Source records
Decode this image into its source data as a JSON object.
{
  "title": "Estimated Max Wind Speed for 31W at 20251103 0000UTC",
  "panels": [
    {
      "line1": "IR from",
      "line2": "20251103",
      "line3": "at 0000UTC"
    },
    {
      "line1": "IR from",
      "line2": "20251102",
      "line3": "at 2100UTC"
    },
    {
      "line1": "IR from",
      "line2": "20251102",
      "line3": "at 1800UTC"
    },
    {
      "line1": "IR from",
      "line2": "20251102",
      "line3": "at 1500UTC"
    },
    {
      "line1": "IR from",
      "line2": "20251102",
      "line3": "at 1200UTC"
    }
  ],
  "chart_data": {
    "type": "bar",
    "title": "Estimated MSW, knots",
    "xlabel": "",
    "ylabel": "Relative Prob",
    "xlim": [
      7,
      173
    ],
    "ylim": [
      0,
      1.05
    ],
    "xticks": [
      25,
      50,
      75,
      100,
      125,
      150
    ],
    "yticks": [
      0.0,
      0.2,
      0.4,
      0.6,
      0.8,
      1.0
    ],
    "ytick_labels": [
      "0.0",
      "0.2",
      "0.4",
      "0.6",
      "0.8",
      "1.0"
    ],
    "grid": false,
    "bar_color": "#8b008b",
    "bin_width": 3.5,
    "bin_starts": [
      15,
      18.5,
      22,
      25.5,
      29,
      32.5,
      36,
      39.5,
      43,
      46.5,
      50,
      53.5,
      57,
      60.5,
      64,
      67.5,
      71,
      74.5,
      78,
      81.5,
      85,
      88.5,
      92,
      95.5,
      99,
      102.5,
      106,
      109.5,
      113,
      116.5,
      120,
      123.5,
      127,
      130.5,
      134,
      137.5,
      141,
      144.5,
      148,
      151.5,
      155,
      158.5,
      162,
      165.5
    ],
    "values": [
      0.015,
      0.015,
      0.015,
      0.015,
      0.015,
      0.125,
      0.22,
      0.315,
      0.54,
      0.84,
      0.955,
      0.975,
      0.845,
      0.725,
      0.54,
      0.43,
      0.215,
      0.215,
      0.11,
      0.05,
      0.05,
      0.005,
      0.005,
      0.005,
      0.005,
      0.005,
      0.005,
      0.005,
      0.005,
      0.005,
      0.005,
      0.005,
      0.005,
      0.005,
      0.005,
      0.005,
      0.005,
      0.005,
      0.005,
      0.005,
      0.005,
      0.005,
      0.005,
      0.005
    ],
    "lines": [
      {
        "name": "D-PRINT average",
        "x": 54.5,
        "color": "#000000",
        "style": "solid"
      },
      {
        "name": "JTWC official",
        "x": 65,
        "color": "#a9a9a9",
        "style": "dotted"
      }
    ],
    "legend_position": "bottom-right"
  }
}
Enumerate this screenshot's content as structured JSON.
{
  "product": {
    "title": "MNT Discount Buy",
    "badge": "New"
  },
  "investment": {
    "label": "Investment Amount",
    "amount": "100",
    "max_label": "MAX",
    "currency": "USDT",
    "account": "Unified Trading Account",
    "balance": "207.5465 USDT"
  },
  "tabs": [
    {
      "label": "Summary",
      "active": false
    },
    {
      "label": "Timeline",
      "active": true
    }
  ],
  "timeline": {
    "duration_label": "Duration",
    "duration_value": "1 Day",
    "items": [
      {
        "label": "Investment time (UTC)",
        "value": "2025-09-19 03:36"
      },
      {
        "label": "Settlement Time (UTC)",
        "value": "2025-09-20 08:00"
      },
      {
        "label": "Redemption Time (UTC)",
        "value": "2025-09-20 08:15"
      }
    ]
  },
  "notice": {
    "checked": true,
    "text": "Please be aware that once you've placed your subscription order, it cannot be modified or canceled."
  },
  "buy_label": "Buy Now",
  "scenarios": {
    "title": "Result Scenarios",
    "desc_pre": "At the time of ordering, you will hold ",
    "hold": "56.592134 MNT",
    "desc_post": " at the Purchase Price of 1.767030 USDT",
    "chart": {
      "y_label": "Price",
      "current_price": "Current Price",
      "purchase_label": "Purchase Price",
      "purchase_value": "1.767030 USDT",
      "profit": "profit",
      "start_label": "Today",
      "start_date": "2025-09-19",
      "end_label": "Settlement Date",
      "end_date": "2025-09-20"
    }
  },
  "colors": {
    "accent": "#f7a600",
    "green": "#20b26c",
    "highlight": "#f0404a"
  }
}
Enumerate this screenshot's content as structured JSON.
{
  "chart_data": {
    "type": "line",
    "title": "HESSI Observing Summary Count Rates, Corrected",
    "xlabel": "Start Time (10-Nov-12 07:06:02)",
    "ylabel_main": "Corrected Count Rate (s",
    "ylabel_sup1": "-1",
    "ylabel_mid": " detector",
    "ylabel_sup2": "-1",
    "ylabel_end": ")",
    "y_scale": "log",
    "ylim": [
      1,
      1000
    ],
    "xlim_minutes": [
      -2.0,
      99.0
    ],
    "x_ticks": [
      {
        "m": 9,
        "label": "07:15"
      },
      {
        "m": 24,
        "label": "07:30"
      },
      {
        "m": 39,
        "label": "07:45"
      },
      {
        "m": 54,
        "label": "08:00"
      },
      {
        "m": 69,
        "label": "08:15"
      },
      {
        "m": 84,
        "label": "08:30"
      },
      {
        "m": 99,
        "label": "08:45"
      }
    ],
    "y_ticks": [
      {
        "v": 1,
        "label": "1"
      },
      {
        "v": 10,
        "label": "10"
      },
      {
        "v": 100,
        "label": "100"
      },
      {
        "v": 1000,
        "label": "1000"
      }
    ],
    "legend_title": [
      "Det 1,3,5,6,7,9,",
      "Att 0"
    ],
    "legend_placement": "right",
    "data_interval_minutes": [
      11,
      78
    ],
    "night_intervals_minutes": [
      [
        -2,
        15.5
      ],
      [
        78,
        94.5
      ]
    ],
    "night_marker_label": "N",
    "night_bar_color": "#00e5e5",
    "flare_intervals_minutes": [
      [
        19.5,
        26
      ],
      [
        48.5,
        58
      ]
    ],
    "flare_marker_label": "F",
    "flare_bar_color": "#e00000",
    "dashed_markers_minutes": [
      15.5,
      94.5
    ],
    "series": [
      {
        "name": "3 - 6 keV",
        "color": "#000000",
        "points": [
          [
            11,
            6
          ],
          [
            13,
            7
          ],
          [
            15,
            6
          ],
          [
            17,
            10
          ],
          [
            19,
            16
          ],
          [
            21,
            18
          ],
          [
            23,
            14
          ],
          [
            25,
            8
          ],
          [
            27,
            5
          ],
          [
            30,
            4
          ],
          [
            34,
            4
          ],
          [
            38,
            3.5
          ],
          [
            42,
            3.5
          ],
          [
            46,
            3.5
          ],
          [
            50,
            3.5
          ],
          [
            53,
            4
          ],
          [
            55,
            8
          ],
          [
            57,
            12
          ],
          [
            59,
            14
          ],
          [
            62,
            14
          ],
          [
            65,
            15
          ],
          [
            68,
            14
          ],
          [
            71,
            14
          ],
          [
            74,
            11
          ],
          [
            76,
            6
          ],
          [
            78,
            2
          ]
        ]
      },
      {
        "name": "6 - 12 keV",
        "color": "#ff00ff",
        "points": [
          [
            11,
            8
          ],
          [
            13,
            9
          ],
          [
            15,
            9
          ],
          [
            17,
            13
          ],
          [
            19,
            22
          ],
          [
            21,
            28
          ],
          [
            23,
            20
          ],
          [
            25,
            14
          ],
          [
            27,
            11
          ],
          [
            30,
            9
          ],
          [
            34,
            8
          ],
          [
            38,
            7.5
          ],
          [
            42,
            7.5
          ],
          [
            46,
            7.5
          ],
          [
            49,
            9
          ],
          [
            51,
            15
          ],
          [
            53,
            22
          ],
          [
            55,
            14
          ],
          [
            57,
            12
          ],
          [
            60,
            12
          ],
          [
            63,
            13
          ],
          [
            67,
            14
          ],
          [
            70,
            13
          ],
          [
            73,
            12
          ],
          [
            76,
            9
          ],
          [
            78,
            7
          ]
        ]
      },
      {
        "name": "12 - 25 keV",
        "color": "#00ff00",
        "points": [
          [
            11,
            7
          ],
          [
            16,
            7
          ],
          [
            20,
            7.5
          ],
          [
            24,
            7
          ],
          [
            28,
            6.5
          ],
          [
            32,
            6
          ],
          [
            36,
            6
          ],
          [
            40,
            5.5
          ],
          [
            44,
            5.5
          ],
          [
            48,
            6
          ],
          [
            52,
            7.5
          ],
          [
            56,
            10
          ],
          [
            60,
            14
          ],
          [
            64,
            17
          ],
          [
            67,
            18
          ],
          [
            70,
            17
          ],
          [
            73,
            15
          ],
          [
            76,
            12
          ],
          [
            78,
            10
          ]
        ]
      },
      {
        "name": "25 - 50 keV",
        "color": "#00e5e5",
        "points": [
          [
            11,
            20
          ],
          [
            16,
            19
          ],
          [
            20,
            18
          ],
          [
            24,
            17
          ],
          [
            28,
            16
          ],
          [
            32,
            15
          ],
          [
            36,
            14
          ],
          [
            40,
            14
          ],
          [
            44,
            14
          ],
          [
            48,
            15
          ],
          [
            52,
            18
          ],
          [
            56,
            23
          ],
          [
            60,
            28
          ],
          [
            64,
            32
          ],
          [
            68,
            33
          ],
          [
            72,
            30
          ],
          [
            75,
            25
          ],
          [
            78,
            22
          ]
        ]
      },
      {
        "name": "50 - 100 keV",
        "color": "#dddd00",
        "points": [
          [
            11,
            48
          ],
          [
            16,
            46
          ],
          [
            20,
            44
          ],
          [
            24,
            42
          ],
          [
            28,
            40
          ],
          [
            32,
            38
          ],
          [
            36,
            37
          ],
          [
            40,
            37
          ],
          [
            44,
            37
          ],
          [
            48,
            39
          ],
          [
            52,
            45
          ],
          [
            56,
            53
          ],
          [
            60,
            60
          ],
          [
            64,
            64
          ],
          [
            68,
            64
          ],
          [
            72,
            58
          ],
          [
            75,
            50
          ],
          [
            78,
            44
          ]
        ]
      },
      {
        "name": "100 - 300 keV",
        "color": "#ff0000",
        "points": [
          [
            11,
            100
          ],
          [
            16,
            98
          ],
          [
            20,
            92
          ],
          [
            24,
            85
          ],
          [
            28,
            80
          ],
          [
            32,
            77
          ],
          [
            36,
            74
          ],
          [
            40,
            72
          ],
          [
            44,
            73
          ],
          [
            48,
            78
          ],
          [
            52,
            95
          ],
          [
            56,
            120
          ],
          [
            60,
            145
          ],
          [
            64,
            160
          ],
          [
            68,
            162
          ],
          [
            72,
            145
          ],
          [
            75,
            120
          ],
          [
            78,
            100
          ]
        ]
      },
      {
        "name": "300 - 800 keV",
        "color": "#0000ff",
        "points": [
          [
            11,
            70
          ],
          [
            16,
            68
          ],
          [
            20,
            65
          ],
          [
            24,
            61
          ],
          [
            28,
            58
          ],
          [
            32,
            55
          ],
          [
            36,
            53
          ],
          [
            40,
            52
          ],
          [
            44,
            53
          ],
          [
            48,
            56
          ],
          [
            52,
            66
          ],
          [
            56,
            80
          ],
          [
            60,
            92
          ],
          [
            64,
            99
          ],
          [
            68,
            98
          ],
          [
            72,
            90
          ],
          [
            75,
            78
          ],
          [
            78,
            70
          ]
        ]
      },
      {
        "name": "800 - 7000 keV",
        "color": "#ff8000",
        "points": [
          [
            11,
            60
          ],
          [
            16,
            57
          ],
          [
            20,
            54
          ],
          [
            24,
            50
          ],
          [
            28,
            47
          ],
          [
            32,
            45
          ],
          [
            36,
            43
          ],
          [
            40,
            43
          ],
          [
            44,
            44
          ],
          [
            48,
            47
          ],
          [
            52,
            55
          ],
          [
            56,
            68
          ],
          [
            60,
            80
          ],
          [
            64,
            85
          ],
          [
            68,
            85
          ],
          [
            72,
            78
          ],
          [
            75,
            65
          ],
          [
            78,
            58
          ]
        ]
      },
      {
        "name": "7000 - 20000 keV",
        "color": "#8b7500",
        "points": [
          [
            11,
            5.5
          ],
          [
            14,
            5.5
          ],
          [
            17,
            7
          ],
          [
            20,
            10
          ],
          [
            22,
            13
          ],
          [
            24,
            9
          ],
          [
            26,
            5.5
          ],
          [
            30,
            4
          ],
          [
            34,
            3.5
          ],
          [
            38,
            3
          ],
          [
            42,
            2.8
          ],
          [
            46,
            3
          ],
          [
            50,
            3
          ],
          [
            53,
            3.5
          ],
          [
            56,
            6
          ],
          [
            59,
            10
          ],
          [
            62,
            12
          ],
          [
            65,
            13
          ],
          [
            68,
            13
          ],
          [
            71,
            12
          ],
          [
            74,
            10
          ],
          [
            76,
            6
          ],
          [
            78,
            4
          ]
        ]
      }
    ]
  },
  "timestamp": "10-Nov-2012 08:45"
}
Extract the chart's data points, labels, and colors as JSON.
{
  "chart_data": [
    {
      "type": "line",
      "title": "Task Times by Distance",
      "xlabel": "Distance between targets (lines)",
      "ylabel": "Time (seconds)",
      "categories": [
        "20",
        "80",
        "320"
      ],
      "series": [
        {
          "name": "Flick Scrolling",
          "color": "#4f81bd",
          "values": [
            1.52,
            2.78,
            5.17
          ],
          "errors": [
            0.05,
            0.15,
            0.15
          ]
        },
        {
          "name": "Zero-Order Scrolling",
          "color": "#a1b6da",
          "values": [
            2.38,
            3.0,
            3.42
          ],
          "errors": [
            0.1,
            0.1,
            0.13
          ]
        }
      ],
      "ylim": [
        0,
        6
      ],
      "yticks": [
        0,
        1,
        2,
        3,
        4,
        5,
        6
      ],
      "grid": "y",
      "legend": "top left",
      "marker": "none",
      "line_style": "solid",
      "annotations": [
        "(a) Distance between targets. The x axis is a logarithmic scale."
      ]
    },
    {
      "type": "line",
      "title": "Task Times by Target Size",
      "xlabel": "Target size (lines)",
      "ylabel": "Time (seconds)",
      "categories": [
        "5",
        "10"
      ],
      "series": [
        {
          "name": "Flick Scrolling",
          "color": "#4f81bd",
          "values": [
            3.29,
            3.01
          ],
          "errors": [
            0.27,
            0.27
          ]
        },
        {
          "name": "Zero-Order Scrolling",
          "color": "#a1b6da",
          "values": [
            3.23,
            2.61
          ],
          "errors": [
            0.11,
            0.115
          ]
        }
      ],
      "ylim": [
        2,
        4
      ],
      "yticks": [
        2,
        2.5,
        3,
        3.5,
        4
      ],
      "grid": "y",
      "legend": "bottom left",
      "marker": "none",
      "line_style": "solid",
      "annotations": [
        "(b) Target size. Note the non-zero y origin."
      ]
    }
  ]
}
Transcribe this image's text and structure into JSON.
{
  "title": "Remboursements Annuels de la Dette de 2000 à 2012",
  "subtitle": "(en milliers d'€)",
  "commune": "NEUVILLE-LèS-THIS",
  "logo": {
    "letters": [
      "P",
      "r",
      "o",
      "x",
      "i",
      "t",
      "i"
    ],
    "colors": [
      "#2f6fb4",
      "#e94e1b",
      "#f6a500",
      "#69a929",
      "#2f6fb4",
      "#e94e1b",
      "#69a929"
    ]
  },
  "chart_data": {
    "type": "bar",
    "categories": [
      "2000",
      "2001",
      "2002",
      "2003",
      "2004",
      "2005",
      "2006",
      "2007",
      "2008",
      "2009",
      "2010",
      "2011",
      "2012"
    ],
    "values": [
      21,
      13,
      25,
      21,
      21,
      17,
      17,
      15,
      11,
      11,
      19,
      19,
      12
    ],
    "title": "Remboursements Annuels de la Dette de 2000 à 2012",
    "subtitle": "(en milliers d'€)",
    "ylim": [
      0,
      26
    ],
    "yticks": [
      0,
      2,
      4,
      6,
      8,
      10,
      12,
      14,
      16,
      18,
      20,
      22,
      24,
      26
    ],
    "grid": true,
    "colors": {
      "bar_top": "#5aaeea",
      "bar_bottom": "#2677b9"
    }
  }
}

Objective
Make an exact copy of every line from the one with "Transcribe this image's" to the end of the data, with the first and last of those lines included.

Solution to this exercise
Transcribe this image's text and structure into JSON.
{
  "title": "Remboursements Annuels de la Dette de 2000 à 2012",
  "subtitle": "(en milliers d'€)",
  "commune": "NEUVILLE-LèS-THIS",
  "logo": {
    "letters": [
      "P",
      "r",
      "o",
      "x",
      "i",
      "t",
      "i"
    ],
    "colors": [
      "#2f6fb4",
      "#e94e1b",
      "#f6a500",
      "#69a929",
      "#2f6fb4",
      "#e94e1b",
      "#69a929"
    ]
  },
  "chart_data": {
    "type": "bar",
    "categories": [
      "2000",
      "2001",
      "2002",
      "2003",
      "2004",
      "2005",
      "2006",
      "2007",
      "2008",
      "2009",
      "2010",
      "2011",
      "2012"
    ],
    "values": [
      21,
      13,
      25,
      21,
      21,
      17,
      17,
      15,
      11,
      11,
      19,
      19,
      12
    ],
    "title": "Remboursements Annuels de la Dette de 2000 à 2012",
    "subtitle": "(en milliers d'€)",
    "ylim": [
      0,
      26
    ],
    "yticks": [
      0,
      2,
      4,
      6,
      8,
      10,
      12,
      14,
      16,
      18,
      20,
      22,
      24,
      26
    ],
    "grid": true,
    "colors": {
      "bar_top": "#5aaeea",
      "bar_bottom": "#2677b9"
    }
  }
}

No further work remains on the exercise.